**PROBLEM TO WORK ON:**
Tell how many lines in the data below hold the string "wickens"; give nothing but the number.

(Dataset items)
** start **
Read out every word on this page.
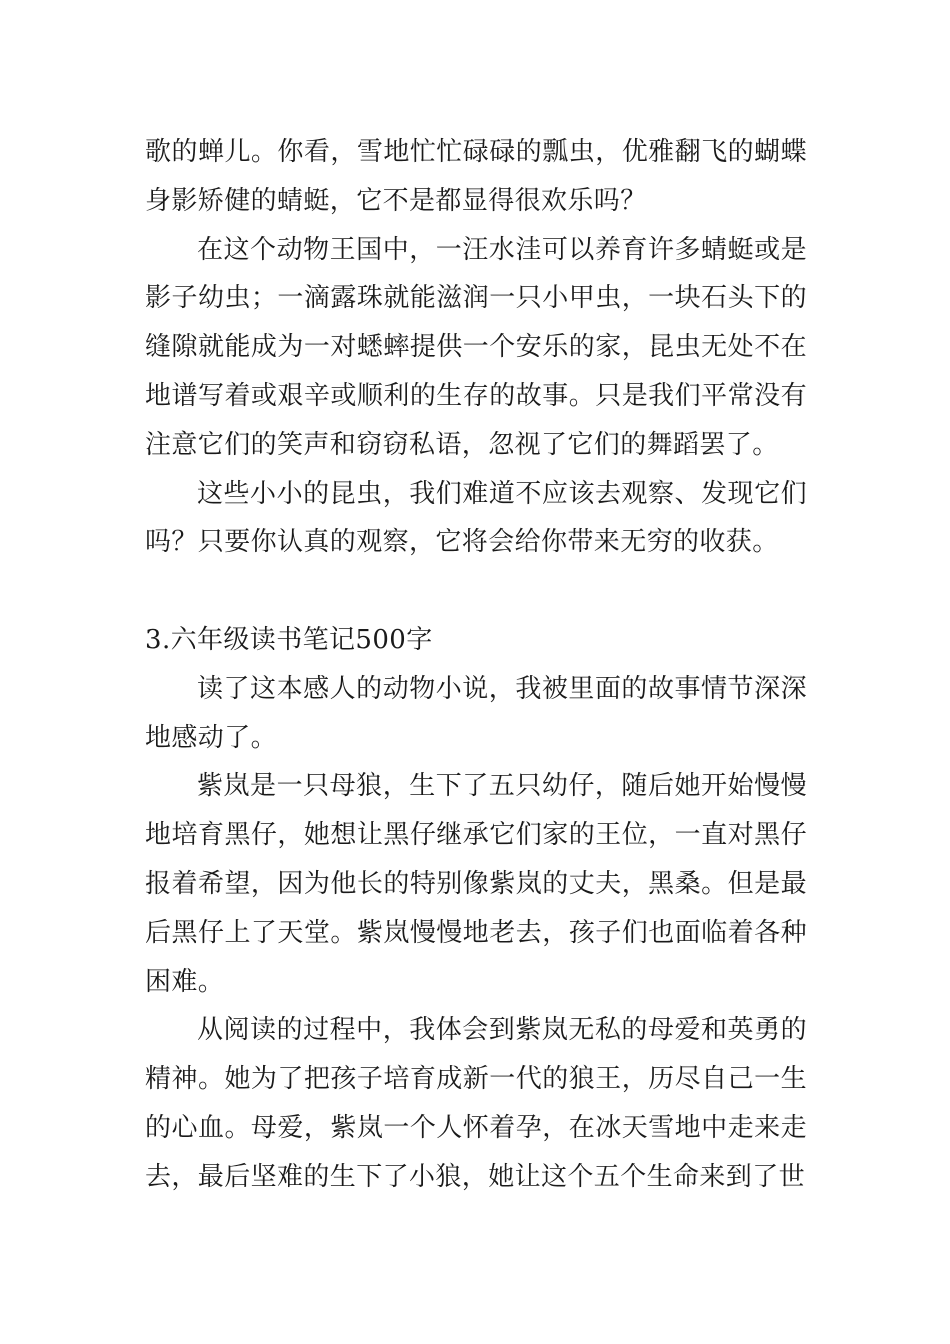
歌的蝉儿。你看，雪地忙忙碌碌的瓢虫，优雅翻飞的蝴蝶身影矫健的蜻蜓，它不是都显得很欢乐吗？

在这个动物王国中，一汪水洼可以养育许多蜻蜓或是影子幼虫；一滴露珠就能滋润一只小甲虫，一块石头下的缝隙就能成为一对蟋蟀提供一个安乐的家，昆虫无处不在地谱写着或艰辛或顺利的生存的故事。只是我们平常没有注意它们的笑声和窃窃私语，忽视了它们的舞蹈罢了。

这些小小的昆虫，我们难道不应该去观察、发现它们吗？只要你认真的观察，它将会给你带来无穷的收获。

3.六年级读书笔记500字

读了这本感人的动物小说，我被里面的故事情节深深地感动了。

紫岚是一只母狼，生下了五只幼仔，随后她开始慢慢地培育黑仔，她想让黑仔继承它们家的王位，一直对黑仔报着希望，因为他长的特别像紫岚的丈夫，黑桑。但是最后黑仔上了天堂。紫岚慢慢地老去，孩子们也面临着各种困难。

从阅读的过程中，我体会到紫岚无私的母爱和英勇的精神。她为了把孩子培育成新一代的狼王，历尽自己一生的心血。母爱，紫岚一个人怀着孕，在冰天雪地中走来走去，最后坚难的生下了小狼，她让这个五个生命来到了世
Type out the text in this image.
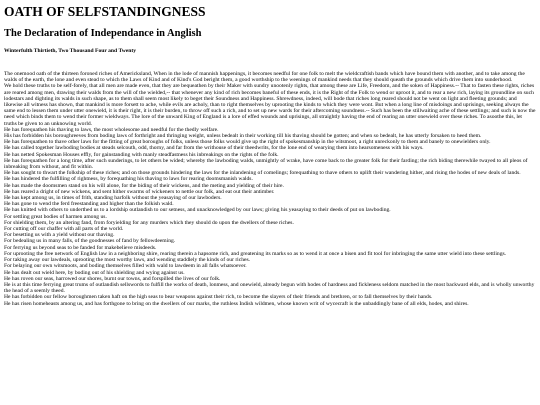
OATH OF SELFSTANDINGNESS
The Declaration of Independance in Anglish
Winterfulth Thirtieth, Two Thousand Four and Twenty

The onemood oath of the thirteen foroned riches of Americksland, When in the lode of mannish happenings, it becomes needful for one folk to melt the wieldcraftish bands which have bound them with another, and to take among the walds of the earth, the lone and even stead to which the Laws of Kind and of Kind's God beright them, a good worthship to the weenings of mankind needs that they should queath the grounds which drive them into sunderhood.

We hold these truths to be self-forely, that all men are made even, that they are bequeathen by their Maker with sundry unootenly rights, that among these are Life, Freedom, and the soken of Happiness.-- That to fasten these rights, riches are reared among men, drawing their walds from the will of the wielded,-- that whenever any kind of rich becomes baneful of these ends, it is the Right of the Folk to wend or uproot it, and to rear a new rich, laying its groundline on such lodestars and dighting its walds in such shape, as to them shall seem most likely to beget their Soundness and Happiness. Shrewdness, indeed, will bode that riches long reared should not be went on light and fleeting grounds; and likewise all witness has shown, that mankind is more forsett to ache, while evils are acholy, than to right themselves by uprooting the kinds to which they were wont. But when a long line of misdoings and uprisings, seeking always the same end to lessen them under utter onewield, it is their right, it is their burden, to throw off such a rich, and to set up new wards for their aftercoming soundness.-- Such has been the stillwaiting ache of these settlings; and such is now the need which binds them to wend their former wieldways. The lore of the unward King of England is a lore of effed wounds and uprisings, all straightly having the end of rearing an utter onewield over these riches. To asoothe this, let truths be given to an unknowing world.

He has forequathen his thaving to laws, the most wholesome and needful for the thedly welfare.

His has forbidden his boroughreeves from boding laws of forthright and thringing weight, unless bedealt in their working till his thaving should be gotten; and when so bedealt, he has utterly forsaken to heed them.

He has forequathen to thave other laws for the fitting of great boroughs of folks, unless those folks would give up the right of spokesmanship in the witsmoot, a right unreckonly to them and banely to onewielders only.

He has called together lawboding bodies at steads selcouth, odd, thorny, and far from the writhouse of their theedwrits, for the lone end of wearying them into hearsomeness with his ways.

He has netted Spokesman Houses effly, for gainstanding with manly steadfastness his inbreakings on the rights of the folk.

He has forequathen for a long time, after such sunderings, to let others be wided; whereby the lawboding walds, unmightly of wrake, have come back to the greater folk for their farding; the rich biding therewhile twayed to all pleos of inbreaking from without, and fit within.

He has sought to thwart the folkship of these riches; and on those grounds hindering the laws for the inlandening of comelings; forequathing to thave others to uplift their wandering hither, and rising the hodes of new deals of lands.

He has hindered the fulfilling of rightness, by forequathing his thaving to laws for rearing doomsmanish walds.

He has made the doomsmen stand on his will alone, for the biding of their wickens, and the meting and yielding of their hire.

He has reared a dright of new wickens, and sent hither swarms of wickeners to nettle our folk, and eat out their antimber.

He has kept among us, in times of frith, standing harfolk without the yeasaying of our lawboders.

He has gone to wend the ferd freestanding and higher than the folkish wald.

He has knitted with others to underthed us to a lordship outlandish to our setness, and unacknowledged by our laws; giving his yeasaying to their deeds of put on lawboding.

For settling great bodies of harmen among us.

For shielding them, by an altering fand, from foryielding for any murders which they should do upon the dwellers of these riches.

For cutting off our chaffer with all parts of the world.

For besetting us with a yield without our thaving.

For bedealing us in many falls, of the goodnesses of fand by fellowdeeming.

For ferrying us beyond seas to be fanded for makebelieve misdeeds.

For uprooting the free network of English law in a neighboring shire, rearing therein a hapsome rich, and greatening its marks so as to wend it at once a bisen and fit tool for inbringing the same utter wield into these settlings.

For taking away our lawdeals, uprooting the most worthy laws, and wending staddlely the kinds of our riches.

For belaying our own witsmoots, and boding themselves filled with wald to lawdeem in all falls whatsoever.

He has dealt out wield here, by boding out of his shielding and wying against us.

He has roven our seas, harrowed our shores, burnt our towns, and forspilled the lives of our folk.

He is at this time ferrying great trums of outlandish sellswords to fulfill the works of death, lonmess, and onewield, already begun with hodes of hardness and fickleness seldom matched in the most backward elds, and is wholly unworthy the head of a seemly theed.

He has forbidden our fellow boroughmen taken haft on the high seas to bear weapons against their rich, to become the slayers of their friends and brethren, or to fall themselves by their hands.

He has risen homeheasts among us, and has forthgone to bring on the dwellers of our marks, the ruthless Indish wildmen, whose known writ of wycecraft is the unbaddingly bane of all elds, hodes, and shires.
** end **
**FULL RESPONSE:**
2